Work to do – Copy out each line of the material in which the word "ships" appears.

[Dataset listings of figures]
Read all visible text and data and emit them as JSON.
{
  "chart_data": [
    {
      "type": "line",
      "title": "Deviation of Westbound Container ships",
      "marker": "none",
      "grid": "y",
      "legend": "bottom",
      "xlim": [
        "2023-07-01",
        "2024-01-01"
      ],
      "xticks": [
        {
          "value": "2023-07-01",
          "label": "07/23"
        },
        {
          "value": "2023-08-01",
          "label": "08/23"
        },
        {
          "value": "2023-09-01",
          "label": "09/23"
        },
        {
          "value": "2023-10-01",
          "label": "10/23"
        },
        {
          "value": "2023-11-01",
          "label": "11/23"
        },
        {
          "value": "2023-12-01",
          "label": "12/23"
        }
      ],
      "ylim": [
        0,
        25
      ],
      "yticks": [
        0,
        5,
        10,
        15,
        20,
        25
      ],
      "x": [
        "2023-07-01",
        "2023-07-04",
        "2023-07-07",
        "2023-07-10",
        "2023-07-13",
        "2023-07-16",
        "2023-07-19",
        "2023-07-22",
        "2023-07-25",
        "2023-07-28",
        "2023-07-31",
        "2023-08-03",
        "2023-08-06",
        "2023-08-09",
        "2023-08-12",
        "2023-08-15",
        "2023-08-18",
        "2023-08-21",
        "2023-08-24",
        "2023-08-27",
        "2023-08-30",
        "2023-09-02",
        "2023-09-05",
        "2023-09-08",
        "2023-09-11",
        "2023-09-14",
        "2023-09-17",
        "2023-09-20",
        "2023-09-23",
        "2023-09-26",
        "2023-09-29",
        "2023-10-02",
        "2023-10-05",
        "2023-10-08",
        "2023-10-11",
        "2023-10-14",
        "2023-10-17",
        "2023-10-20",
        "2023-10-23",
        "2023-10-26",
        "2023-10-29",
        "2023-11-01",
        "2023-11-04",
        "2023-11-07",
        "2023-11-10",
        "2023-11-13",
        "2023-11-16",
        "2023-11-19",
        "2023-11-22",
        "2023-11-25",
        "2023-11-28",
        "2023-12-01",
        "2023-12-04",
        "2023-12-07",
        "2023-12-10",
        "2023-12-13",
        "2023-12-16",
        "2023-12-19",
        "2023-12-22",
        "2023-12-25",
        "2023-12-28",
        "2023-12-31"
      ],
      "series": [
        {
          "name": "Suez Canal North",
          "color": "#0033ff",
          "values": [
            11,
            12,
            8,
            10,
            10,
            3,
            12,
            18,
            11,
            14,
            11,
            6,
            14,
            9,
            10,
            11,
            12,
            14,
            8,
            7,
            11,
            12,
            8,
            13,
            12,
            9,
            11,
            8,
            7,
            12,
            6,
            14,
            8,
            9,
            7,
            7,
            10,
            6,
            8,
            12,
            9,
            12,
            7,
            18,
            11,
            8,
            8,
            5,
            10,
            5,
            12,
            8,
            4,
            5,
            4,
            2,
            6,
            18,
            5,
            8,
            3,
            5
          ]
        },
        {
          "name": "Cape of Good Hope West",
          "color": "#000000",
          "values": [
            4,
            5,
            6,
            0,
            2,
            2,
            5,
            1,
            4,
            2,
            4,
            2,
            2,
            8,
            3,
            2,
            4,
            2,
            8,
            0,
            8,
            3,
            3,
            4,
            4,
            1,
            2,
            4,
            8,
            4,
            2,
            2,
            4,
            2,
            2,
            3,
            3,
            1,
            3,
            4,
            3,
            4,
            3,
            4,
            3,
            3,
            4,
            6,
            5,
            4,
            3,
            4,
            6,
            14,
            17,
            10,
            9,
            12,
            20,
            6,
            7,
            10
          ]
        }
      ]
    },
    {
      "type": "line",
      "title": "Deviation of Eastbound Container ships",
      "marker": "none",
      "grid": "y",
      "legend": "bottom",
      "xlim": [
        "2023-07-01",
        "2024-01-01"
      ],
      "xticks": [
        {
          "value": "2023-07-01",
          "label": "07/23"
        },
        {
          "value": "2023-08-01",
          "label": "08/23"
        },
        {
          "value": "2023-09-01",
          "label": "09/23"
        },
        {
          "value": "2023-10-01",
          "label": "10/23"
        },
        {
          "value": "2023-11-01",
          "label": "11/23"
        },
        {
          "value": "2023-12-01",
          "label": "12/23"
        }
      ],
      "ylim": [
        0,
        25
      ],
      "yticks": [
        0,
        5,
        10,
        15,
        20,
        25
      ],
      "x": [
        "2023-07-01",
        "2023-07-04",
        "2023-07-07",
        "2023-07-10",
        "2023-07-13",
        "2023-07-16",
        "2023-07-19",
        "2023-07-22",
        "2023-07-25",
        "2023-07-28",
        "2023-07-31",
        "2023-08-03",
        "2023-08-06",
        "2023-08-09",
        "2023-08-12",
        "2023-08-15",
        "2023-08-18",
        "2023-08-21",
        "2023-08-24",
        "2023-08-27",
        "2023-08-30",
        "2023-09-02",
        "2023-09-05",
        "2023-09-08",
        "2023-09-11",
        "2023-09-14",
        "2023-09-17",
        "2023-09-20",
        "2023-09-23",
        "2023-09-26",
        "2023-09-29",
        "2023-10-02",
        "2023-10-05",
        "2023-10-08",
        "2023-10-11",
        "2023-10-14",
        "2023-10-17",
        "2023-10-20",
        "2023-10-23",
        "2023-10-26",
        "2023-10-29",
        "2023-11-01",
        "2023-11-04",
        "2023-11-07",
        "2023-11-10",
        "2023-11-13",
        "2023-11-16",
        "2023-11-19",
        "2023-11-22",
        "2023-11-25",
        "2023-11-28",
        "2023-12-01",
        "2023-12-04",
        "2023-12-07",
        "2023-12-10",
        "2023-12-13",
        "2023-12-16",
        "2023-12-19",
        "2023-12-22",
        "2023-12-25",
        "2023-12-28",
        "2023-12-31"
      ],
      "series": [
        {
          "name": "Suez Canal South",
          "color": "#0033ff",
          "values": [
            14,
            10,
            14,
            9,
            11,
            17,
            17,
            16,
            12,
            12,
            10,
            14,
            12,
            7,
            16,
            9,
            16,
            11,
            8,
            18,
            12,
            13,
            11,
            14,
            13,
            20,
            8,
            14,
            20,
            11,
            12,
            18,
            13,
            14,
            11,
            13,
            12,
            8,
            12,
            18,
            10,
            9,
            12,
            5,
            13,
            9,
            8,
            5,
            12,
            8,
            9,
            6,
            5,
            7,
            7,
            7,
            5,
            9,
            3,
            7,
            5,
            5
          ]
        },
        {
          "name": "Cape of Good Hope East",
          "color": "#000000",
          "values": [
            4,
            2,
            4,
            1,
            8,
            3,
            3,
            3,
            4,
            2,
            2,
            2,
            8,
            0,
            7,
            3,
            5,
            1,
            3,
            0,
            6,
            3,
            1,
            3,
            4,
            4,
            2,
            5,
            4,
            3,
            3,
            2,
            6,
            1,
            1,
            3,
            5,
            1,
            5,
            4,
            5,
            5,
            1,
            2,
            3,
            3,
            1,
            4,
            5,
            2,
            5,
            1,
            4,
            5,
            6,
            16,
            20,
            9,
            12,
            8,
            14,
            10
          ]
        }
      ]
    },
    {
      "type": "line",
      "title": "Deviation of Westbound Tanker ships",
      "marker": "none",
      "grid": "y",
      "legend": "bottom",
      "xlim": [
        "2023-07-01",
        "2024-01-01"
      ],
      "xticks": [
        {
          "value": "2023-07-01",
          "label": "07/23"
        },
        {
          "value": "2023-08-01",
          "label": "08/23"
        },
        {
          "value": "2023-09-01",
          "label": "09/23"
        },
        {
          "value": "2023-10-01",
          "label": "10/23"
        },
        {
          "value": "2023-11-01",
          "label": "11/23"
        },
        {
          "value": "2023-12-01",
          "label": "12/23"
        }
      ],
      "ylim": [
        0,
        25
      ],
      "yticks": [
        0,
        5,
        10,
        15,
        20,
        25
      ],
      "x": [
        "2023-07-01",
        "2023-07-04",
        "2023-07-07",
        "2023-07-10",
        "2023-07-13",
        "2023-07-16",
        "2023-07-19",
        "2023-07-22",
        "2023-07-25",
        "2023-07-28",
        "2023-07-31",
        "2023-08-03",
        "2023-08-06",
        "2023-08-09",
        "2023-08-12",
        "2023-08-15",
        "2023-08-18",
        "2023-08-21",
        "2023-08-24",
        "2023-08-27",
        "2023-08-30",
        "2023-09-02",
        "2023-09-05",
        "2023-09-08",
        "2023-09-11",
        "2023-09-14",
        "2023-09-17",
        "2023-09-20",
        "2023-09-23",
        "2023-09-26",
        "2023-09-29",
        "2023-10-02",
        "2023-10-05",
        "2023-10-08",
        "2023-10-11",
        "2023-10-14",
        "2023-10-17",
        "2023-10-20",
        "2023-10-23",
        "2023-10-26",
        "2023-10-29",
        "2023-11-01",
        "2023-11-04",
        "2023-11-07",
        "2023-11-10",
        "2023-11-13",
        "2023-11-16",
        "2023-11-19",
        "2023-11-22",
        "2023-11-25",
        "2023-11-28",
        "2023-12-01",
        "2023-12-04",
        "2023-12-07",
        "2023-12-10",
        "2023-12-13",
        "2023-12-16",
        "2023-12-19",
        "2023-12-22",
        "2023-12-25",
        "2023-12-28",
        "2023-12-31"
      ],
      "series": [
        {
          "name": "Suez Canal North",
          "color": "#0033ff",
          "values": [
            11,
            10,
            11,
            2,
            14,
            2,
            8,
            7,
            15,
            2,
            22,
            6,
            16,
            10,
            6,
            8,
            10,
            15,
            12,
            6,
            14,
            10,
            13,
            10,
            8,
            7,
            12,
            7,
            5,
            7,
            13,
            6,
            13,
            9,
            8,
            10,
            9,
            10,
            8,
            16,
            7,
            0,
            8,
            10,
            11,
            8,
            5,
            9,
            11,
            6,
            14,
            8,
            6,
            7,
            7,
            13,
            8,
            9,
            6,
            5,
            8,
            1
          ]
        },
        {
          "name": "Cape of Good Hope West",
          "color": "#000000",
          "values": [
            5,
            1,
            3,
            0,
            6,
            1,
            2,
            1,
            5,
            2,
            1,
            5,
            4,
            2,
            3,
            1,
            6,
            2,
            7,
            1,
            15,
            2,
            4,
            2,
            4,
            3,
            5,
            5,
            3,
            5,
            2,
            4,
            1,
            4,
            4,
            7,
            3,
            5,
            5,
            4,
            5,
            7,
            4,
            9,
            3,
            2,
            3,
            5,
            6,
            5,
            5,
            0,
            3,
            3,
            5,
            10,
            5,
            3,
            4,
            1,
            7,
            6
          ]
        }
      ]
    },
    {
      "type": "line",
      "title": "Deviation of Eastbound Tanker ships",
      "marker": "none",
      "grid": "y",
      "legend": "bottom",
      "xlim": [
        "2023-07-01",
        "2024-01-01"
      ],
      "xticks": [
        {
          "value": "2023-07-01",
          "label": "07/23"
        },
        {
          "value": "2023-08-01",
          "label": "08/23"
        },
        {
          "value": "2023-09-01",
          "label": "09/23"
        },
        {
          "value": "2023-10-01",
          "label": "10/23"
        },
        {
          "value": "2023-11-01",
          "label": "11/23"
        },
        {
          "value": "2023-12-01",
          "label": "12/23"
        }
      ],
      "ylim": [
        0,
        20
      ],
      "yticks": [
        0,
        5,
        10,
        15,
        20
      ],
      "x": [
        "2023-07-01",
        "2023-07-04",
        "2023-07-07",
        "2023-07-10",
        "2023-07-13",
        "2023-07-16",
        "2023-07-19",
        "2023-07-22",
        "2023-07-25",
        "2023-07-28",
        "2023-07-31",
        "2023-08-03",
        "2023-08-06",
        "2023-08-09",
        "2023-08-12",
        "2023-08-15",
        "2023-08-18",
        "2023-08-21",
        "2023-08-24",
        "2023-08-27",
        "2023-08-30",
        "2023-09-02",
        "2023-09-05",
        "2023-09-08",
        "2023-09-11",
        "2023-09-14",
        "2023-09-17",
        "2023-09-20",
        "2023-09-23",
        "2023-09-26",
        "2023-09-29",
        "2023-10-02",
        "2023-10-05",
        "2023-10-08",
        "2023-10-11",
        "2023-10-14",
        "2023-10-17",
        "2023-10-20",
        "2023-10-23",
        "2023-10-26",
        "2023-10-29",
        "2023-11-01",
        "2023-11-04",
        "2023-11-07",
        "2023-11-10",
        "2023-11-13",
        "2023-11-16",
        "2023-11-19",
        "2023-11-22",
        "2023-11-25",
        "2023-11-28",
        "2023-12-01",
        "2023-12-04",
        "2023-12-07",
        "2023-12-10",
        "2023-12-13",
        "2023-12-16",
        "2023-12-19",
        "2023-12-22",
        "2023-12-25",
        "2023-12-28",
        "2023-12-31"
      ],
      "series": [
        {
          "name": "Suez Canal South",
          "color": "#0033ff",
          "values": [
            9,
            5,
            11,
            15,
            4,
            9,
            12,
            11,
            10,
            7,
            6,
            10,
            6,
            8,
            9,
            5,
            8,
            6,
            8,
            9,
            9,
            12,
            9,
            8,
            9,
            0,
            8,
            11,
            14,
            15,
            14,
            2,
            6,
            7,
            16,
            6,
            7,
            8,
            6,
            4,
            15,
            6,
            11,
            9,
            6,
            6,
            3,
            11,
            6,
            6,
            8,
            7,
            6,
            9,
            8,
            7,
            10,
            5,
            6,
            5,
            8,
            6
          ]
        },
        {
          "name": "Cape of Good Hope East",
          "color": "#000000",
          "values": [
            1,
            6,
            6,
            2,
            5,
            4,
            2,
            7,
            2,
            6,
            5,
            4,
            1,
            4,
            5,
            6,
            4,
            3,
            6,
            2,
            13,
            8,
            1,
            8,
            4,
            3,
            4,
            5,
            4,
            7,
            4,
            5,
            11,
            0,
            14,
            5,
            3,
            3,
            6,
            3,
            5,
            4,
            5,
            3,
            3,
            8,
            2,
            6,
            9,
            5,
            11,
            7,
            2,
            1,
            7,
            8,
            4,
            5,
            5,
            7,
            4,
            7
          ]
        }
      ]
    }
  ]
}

The result –
      "title": "Deviation of Westbound Container ships",
      "title": "Deviation of Eastbound Container ships",
      "title": "Deviation of Westbound Tanker ships",
      "title": "Deviation of Eastbound Tanker ships",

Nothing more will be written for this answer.